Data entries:
"""

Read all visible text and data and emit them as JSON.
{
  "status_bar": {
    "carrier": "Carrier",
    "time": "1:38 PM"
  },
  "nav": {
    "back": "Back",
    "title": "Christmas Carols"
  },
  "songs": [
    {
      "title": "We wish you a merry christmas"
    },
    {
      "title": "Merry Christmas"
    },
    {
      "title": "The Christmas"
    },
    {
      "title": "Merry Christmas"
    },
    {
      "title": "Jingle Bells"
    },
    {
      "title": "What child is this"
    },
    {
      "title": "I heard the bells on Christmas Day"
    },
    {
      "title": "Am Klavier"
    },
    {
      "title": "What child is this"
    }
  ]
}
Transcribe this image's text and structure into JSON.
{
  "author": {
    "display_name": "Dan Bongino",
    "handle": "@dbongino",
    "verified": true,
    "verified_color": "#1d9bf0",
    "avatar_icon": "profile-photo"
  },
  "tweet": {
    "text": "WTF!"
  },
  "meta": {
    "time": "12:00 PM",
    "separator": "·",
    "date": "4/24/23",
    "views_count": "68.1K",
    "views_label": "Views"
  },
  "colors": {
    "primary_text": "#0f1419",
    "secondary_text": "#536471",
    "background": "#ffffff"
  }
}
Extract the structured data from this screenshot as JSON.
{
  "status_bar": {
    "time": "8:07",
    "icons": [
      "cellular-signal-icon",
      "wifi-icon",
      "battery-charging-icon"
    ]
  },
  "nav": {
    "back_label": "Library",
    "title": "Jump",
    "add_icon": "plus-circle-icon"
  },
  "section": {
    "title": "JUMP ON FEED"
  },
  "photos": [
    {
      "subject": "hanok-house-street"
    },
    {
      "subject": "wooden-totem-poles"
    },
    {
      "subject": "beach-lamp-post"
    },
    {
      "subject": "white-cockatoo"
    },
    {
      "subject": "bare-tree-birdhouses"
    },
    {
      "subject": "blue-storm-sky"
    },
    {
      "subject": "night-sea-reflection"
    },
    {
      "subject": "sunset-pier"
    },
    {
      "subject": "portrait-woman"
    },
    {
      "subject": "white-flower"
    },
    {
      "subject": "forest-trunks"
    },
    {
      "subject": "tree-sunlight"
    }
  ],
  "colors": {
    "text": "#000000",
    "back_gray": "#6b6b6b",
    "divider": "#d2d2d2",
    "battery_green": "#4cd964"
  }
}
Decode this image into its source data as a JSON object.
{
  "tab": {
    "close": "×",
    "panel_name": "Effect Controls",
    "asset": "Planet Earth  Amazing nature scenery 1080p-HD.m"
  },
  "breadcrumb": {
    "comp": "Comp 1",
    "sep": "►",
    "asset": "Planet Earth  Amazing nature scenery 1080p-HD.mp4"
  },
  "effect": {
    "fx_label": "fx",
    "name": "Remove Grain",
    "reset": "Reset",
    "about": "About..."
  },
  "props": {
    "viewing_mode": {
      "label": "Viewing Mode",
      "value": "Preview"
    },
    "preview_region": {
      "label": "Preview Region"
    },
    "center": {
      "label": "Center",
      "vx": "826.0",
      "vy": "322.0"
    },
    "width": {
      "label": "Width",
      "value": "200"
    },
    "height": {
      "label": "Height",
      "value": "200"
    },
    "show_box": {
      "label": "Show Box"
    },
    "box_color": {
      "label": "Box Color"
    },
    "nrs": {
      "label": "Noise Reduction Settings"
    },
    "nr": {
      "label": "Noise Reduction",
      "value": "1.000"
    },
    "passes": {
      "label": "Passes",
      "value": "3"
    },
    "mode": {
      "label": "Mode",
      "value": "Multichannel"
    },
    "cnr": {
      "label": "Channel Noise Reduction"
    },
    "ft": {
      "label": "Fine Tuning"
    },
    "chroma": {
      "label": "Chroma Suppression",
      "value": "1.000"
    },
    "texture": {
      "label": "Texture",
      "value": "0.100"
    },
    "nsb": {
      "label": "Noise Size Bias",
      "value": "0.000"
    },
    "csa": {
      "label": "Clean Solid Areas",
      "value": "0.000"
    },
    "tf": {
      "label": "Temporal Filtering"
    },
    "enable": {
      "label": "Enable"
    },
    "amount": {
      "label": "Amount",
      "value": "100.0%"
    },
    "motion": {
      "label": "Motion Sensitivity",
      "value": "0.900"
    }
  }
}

"""

Exercise objective: Extract each line holding the string "this".

Final answer:
      "title": "What child is this"
      "title": "What child is this"
Transcribe this image's text and structure into JSON.
Extract the structured data from this screenshot as JSON.
Decode this image into its source data as a JSON object.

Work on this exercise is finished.